* Requirements *
Say how many lines include "scale", with no words around the number.

-- Start Working data --

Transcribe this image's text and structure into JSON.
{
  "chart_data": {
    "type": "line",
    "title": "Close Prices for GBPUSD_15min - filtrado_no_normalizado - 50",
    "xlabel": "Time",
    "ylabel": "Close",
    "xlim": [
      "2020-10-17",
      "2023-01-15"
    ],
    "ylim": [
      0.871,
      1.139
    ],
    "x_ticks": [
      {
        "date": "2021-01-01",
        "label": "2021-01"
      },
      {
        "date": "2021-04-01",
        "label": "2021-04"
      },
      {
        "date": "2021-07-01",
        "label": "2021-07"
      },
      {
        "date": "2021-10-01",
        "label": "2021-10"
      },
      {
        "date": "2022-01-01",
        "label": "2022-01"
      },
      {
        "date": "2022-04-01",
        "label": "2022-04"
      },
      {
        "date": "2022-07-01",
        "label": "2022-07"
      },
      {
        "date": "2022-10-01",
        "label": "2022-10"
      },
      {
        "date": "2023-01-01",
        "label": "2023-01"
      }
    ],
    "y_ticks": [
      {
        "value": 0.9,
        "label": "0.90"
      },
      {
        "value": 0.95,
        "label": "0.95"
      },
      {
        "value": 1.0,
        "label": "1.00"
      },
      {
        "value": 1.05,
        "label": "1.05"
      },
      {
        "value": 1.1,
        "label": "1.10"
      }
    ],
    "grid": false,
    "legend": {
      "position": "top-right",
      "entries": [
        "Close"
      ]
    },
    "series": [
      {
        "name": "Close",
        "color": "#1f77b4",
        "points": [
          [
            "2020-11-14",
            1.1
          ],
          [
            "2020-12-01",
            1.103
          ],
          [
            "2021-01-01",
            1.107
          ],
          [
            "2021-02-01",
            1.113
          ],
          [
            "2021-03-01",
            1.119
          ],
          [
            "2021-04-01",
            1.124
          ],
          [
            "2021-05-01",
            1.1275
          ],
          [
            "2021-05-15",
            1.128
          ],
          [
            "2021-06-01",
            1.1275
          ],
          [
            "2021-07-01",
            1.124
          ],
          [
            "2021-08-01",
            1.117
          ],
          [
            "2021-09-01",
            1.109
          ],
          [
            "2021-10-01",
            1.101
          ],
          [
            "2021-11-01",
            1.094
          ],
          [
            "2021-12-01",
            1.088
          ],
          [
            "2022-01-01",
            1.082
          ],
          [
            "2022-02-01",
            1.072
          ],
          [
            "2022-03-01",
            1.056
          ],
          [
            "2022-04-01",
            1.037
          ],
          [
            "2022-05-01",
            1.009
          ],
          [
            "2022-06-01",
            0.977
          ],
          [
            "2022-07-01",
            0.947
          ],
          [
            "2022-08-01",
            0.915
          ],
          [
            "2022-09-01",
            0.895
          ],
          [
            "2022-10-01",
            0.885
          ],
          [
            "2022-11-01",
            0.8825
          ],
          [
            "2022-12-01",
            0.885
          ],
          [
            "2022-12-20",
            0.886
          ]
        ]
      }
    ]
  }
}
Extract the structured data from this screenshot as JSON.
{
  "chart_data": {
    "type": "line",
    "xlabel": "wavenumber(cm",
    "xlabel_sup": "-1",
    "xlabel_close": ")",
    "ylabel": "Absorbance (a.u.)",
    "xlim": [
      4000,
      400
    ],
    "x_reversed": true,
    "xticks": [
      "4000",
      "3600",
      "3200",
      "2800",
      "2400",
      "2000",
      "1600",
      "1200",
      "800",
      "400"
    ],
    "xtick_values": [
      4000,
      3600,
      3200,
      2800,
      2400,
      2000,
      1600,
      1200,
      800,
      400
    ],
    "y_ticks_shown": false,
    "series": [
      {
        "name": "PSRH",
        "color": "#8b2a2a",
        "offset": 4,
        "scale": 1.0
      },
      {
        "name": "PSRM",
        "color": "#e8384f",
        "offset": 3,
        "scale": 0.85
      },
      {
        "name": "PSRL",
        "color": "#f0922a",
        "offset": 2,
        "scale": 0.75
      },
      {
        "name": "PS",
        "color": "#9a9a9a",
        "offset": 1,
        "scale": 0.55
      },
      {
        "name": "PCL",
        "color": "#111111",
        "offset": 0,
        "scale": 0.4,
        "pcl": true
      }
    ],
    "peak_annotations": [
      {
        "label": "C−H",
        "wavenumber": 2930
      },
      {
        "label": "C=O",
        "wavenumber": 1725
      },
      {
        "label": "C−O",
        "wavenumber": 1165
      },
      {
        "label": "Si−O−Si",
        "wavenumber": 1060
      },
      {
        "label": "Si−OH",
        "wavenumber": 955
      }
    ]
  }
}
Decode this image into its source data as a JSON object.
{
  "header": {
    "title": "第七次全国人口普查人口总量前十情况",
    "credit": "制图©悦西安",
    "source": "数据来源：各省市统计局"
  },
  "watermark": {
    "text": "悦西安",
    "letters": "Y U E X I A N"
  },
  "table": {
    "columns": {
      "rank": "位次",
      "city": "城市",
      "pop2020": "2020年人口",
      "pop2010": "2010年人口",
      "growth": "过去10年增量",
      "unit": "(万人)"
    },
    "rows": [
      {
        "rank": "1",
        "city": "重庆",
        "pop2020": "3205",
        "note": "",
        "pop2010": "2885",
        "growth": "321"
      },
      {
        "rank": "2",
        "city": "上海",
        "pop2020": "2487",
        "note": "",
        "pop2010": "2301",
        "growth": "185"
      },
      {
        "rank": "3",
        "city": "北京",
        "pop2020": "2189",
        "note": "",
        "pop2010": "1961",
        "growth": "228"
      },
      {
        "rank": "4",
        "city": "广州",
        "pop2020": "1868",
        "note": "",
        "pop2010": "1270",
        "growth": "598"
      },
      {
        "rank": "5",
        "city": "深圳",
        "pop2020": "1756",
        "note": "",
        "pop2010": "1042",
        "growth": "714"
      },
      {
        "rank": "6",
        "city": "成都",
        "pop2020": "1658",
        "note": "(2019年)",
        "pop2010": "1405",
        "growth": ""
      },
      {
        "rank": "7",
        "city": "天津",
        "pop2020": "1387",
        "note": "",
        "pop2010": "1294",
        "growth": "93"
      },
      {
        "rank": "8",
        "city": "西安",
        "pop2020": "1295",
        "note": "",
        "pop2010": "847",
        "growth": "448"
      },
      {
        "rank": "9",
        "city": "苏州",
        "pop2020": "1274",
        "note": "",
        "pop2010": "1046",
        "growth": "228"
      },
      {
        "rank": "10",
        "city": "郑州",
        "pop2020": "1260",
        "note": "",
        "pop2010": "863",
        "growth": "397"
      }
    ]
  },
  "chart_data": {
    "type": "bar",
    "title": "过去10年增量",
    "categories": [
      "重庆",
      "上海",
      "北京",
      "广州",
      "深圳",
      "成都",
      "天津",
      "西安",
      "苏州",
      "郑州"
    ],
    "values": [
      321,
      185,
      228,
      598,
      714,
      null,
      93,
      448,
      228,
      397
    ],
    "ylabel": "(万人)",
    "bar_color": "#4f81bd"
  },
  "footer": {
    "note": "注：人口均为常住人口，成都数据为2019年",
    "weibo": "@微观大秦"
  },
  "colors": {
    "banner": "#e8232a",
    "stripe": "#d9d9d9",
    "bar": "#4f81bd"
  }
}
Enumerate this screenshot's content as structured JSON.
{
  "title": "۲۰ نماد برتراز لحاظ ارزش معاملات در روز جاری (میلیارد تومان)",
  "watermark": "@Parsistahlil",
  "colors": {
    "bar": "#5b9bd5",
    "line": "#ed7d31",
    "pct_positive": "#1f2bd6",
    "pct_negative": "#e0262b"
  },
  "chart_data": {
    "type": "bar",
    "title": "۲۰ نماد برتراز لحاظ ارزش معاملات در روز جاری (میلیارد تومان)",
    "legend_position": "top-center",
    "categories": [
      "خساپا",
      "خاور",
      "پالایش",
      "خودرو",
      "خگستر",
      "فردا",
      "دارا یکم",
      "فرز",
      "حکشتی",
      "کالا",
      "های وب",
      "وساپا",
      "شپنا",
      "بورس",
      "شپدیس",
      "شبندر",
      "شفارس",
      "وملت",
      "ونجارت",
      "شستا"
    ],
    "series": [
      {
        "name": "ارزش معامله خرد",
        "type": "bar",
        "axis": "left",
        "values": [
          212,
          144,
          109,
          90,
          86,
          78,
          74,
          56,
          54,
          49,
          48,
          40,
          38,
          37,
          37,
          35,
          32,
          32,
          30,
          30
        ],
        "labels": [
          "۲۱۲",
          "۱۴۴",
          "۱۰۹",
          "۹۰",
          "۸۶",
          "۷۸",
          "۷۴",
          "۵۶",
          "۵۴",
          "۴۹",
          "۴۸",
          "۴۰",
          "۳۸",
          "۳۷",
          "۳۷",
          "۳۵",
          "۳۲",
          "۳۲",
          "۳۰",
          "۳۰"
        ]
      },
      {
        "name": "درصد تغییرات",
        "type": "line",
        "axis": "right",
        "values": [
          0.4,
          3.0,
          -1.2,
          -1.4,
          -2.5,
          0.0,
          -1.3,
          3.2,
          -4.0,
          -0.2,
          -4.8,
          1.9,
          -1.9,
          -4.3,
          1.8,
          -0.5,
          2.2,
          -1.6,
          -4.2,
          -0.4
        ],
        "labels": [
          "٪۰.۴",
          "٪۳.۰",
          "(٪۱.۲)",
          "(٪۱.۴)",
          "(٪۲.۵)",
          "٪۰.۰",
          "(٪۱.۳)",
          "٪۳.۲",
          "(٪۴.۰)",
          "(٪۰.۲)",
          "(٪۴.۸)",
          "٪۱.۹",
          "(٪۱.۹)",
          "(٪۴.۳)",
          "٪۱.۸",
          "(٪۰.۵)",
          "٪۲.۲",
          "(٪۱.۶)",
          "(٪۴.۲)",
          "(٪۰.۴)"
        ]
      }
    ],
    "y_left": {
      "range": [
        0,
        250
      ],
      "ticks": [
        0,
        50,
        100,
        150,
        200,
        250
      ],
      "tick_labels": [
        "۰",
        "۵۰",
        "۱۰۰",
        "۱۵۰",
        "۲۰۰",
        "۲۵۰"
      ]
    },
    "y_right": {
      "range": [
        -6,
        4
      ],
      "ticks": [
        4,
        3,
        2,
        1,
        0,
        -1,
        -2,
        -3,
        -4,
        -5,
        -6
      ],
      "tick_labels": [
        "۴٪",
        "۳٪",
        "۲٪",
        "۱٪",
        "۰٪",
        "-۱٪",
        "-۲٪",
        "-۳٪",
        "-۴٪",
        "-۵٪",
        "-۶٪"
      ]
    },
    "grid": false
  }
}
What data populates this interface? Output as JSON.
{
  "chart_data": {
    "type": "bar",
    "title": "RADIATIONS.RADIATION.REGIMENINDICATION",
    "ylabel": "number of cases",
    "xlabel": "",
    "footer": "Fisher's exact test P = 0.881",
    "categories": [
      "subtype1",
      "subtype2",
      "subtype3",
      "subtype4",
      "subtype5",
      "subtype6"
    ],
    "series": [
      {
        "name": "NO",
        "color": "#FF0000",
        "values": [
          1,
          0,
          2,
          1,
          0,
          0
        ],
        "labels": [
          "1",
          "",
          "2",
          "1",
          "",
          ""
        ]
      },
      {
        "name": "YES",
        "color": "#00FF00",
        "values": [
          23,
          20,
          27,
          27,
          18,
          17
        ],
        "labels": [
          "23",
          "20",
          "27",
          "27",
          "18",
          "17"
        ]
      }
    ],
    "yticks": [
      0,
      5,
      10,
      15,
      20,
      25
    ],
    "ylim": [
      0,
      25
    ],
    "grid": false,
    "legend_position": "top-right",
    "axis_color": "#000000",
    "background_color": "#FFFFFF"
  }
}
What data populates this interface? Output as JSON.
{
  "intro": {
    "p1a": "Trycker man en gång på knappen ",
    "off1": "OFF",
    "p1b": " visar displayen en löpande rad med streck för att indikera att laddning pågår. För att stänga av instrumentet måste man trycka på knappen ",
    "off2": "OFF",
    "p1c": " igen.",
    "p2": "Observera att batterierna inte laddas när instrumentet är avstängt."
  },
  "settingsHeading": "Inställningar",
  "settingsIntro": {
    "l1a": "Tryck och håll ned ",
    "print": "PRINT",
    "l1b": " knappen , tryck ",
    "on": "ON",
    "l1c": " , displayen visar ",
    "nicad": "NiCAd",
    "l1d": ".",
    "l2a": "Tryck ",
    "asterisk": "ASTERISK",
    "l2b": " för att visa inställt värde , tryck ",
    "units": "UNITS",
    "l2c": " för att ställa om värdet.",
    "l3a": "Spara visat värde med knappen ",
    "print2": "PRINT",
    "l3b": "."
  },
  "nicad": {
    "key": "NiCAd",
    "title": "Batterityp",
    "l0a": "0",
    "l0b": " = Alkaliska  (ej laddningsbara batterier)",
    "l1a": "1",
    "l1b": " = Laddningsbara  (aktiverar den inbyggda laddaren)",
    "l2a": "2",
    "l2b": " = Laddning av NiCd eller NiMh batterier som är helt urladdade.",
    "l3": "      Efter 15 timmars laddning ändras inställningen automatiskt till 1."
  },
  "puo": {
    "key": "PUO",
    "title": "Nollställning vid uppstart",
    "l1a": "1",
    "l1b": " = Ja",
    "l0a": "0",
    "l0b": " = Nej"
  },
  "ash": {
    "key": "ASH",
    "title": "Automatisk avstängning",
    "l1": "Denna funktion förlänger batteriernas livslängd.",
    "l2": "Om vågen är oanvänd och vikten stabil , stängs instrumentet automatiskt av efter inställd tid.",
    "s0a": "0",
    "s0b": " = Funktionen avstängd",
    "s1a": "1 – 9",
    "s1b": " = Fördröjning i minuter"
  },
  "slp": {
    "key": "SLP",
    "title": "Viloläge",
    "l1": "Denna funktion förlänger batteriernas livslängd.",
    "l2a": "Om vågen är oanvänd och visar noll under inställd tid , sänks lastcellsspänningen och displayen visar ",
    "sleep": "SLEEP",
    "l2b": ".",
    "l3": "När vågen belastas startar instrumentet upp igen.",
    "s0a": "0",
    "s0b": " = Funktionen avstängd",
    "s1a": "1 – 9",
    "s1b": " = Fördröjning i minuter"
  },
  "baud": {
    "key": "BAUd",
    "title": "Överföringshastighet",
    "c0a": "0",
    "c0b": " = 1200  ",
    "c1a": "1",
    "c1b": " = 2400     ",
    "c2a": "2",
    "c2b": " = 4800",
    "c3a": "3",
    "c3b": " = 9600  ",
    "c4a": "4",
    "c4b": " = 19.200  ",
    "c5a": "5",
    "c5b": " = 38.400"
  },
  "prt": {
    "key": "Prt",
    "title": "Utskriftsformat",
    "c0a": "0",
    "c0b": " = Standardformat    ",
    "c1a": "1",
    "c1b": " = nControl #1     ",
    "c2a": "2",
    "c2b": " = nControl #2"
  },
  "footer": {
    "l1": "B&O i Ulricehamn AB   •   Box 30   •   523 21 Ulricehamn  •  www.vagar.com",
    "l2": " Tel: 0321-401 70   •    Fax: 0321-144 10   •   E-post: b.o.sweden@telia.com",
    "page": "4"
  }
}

-- End Working data --

* Result for this task *
5